:: PAGE EXTRACT ::
If your kids love Eggos, skip the store-bought and stock your freezer with these crispy mini waffles! The mini size reheats beautifully in the toaster or air fryer and is perfect for a quick breakfast.

Why I Love This Mini Waffle Recipe
- Crispy, not soggy: This is the mini version of my classic waffle recipe, delivering a light, crisp texture that holds toppings well.
- Perfect for freezing: These waffles freeze wonderfully thanks to their crisp exterior. Cool completely, then store in a zip-top or airtight freezer bag for easy reheating.
- Add mix-ins and toppings: Serve with maple syrup and fresh fruit, or add mix-ins like mini chocolate chips for a fun twist.
- Great for brunch: Easy to make for Sunday breakfast or meal prep. Pair with cinnamon rolls or muffins for a fuller spread.
:::
According to the mini waffle recipe, which two appliances reheat the mini waffles well?
:: PROVIDED MATERIAL ::
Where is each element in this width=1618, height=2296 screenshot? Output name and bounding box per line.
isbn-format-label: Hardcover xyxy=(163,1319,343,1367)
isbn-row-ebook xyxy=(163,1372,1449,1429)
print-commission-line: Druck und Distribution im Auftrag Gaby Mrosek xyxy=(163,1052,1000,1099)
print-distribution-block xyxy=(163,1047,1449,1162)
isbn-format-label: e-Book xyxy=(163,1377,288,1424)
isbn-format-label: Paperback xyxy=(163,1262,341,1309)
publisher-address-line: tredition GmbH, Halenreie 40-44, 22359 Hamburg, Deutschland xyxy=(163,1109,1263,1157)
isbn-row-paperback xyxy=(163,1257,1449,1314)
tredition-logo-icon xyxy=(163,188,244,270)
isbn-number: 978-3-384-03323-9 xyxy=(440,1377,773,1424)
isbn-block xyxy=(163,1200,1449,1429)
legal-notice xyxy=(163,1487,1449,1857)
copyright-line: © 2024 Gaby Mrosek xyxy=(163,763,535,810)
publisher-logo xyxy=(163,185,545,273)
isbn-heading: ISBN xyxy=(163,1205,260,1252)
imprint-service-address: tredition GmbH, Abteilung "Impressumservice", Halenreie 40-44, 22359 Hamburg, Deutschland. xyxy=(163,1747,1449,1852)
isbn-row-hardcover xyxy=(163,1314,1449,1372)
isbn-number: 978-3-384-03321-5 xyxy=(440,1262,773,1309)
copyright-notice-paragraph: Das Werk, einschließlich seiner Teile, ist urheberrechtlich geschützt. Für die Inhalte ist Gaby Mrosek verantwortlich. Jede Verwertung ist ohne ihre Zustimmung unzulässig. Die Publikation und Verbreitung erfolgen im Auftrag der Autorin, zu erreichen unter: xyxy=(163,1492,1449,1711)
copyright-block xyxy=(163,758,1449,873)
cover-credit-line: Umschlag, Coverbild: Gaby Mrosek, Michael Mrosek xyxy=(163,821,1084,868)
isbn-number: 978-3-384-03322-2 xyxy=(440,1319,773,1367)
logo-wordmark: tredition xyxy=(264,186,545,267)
:::
= ANSWER BELOW =
The toaster and the air fryer.